» Records provided
——————————

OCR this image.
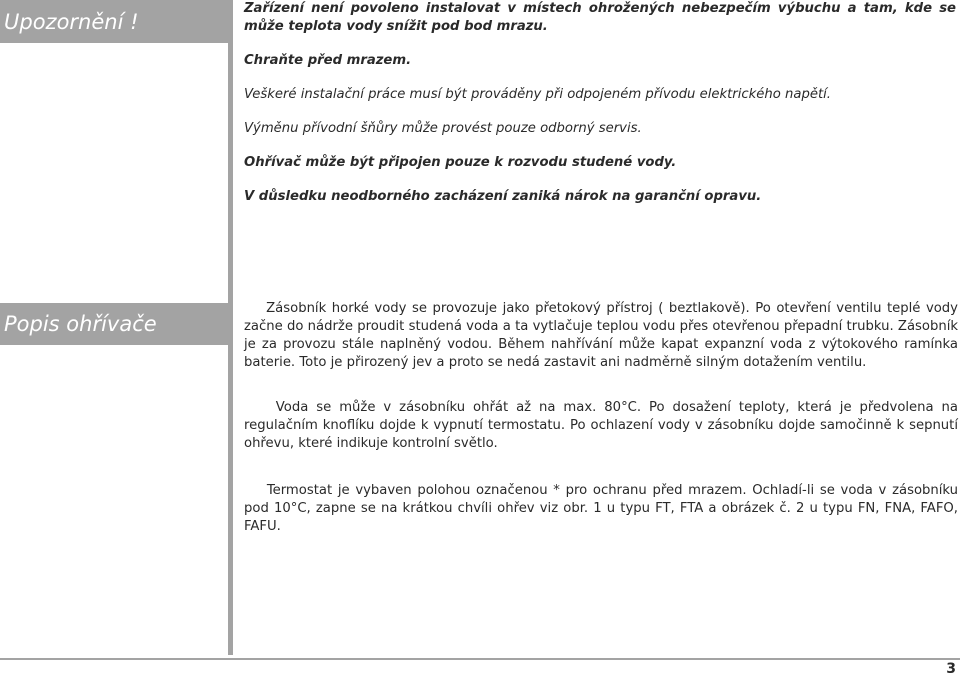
Upozornění !
Zařízení není povoleno instalovat v místech ohrožených nebezpečím výbuchu a tam, kde se může teplota vody snížit pod bod mrazu.
Chraňte před mrazem.
Veškeré instalační práce musí být prováděny při odpojeném přívodu elektrického napětí.
Výměnu přívodní šňůry může provést pouze odborný servis.
Ohřívač může být připojen pouze k rozvodu studené vody.
V důsledku neodborného zacházení zaniká nárok na garanční opravu.
Popis ohřívače
Zásobník horké vody se provozuje jako přetokový přístroj ( beztlakově). Po otevření ventilu teplé vody začne do nádrže proudit studená voda a ta vytlačuje teplou vodu přes otevřenou přepadní trubku. Zásobník je za provozu stále naplněný vodou. Během nahřívání může kapat expanzní voda z výtokového ramínka baterie. Toto je přirozený jev a proto se nedá zastavit ani nadměrně silným dotažením ventilu.
Voda se může v zásobníku ohřát až na max. 80°C. Po dosažení teploty, která je předvolena na regulačním knoflíku dojde k vypnutí termostatu. Po ochlazení vody v zásobníku dojde samočinně k sepnutí ohřevu, které indikuje kontrolní světlo.
Termostat je vybaven polohou označenou * pro ochranu před mrazem. Ochladí-li se voda v zásobníku pod 10°C, zapne se na krátkou chvíli ohřev viz obr. 1 u typu FT, FTA a obrázek č. 2 u typu FN, FNA, FAFO, FAFU.
3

——————————

Each line that holds the word "mrazem" should be extracted from the records.

» Expected answer
Chraňte před mrazem.
Termostat je vybaven polohou označenou * pro ochranu před mrazem. Ochladí-li se voda v zásobníku pod 10°C, zapne se na krátkou chvíli ohřev viz obr. 1 u typu FT, FTA a obrázek č. 2 u typu FN, FNA, FAFO, FAFU.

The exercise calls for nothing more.